## To do
In the records below, the line that contains "What data populates" marks the start. Copy it and each line after it through the end, exactly, without pictures.

===== Data to process

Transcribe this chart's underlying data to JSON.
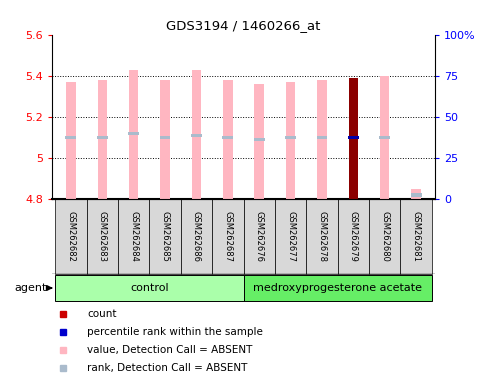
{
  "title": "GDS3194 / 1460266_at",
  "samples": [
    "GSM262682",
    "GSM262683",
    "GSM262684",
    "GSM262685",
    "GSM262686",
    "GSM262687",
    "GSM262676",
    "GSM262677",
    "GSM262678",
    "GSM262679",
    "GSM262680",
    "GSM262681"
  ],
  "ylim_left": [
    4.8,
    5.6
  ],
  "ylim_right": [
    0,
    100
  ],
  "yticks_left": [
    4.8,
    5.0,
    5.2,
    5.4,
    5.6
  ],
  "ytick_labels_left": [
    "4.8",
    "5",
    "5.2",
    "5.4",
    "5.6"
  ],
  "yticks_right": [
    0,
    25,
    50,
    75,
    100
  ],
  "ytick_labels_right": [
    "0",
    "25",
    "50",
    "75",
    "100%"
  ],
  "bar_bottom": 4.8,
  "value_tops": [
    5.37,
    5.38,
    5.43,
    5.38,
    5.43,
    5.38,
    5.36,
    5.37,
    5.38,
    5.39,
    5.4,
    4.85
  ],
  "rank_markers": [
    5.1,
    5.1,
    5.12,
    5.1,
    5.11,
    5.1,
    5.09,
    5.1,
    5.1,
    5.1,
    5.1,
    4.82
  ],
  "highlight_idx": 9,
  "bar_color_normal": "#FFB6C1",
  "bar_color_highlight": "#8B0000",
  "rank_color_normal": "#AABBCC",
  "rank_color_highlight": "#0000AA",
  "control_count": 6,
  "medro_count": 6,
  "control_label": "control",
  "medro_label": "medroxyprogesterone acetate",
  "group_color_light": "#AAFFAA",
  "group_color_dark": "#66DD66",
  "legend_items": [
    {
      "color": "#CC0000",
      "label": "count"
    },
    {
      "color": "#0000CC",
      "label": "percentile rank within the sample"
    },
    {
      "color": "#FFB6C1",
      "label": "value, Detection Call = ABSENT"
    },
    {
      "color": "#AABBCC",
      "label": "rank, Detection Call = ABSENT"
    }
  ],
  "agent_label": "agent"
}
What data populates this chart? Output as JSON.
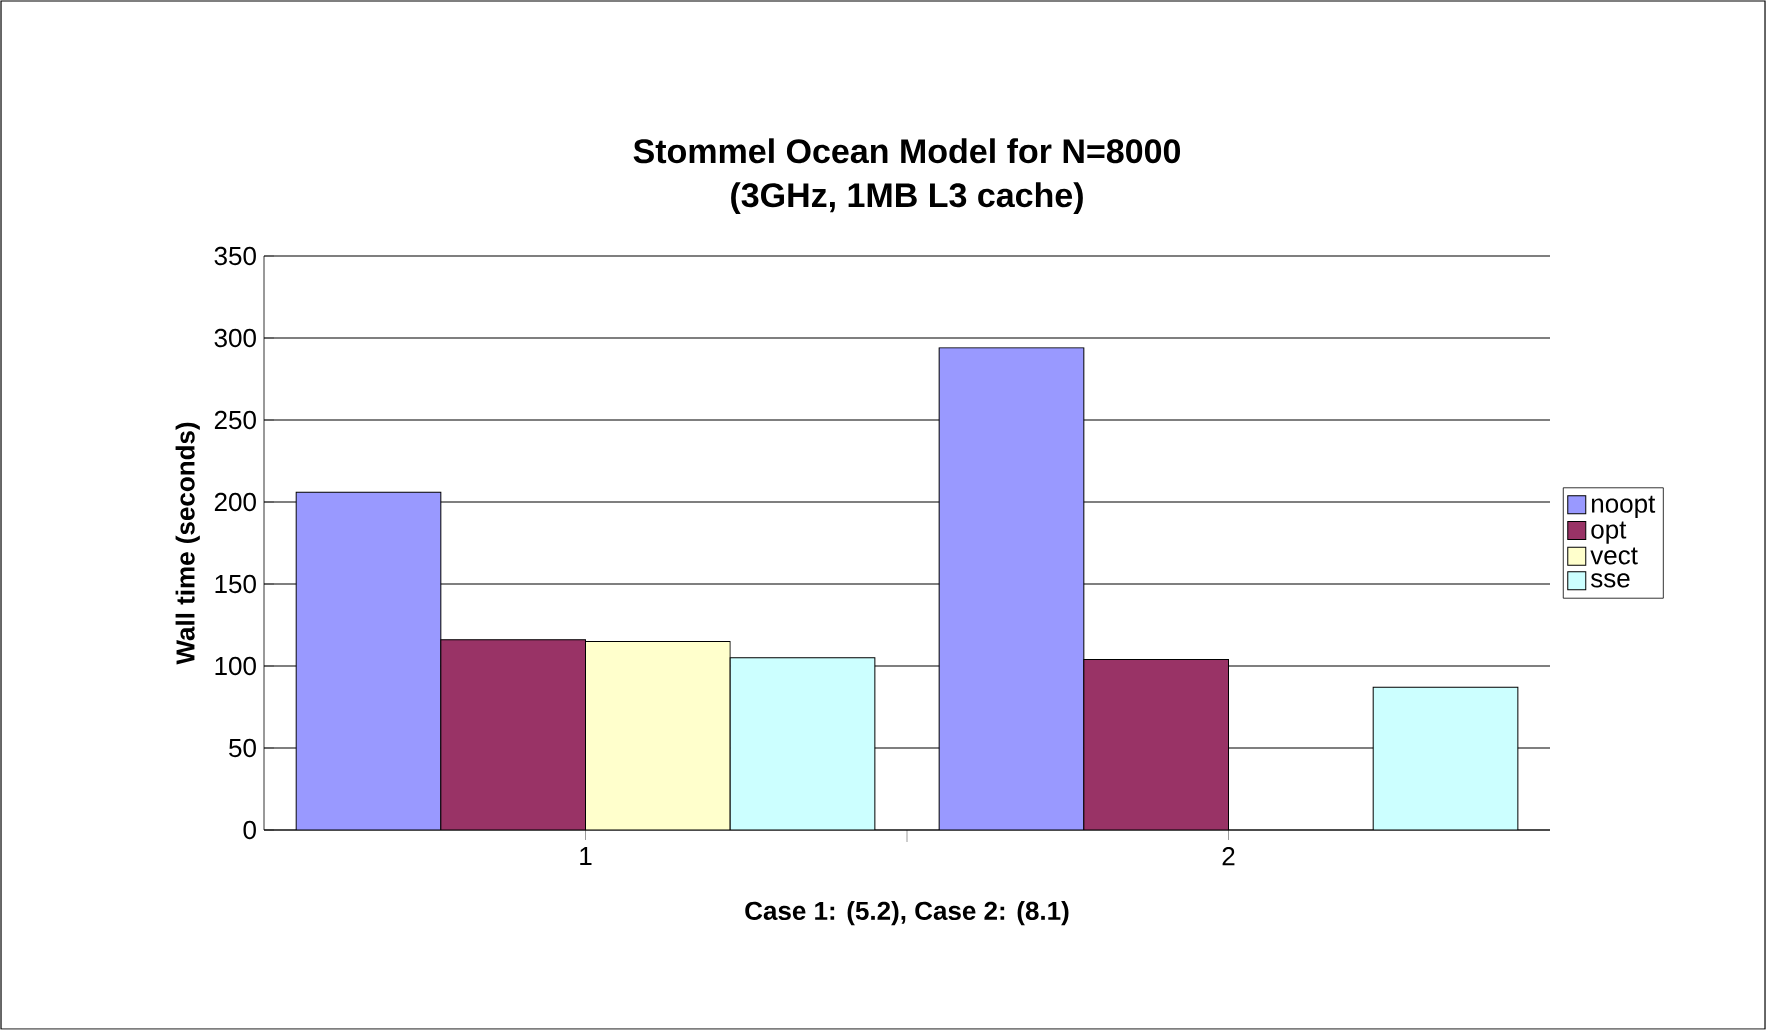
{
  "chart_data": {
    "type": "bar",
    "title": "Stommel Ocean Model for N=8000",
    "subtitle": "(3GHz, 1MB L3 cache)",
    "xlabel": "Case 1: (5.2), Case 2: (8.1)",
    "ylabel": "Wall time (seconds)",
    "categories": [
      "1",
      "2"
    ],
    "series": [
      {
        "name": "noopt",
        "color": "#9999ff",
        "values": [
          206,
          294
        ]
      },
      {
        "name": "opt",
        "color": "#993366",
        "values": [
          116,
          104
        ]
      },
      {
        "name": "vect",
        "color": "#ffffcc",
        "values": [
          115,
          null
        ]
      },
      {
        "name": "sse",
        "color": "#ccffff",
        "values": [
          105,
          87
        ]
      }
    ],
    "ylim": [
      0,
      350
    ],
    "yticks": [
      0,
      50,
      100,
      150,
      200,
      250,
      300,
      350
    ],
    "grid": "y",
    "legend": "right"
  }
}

==========

## Response below
What data populates this chart? Output as JSON.
{
  "chart_data": {
    "type": "bar",
    "title": "Stommel Ocean Model for N=8000",
    "subtitle": "(3GHz, 1MB L3 cache)",
    "xlabel": "Case 1: (5.2), Case 2: (8.1)",
    "ylabel": "Wall time (seconds)",
    "categories": [
      "1",
      "2"
    ],
    "series": [
      {
        "name": "noopt",
        "color": "#9999ff",
        "values": [
          206,
          294
        ]
      },
      {
        "name": "opt",
        "color": "#993366",
        "values": [
          116,
          104
        ]
      },
      {
        "name": "vect",
        "color": "#ffffcc",
        "values": [
          115,
          null
        ]
      },
      {
        "name": "sse",
        "color": "#ccffff",
        "values": [
          105,
          87
        ]
      }
    ],
    "ylim": [
      0,
      350
    ],
    "yticks": [
      0,
      50,
      100,
      150,
      200,
      250,
      300,
      350
    ],
    "grid": "y",
    "legend": "right"
  }
}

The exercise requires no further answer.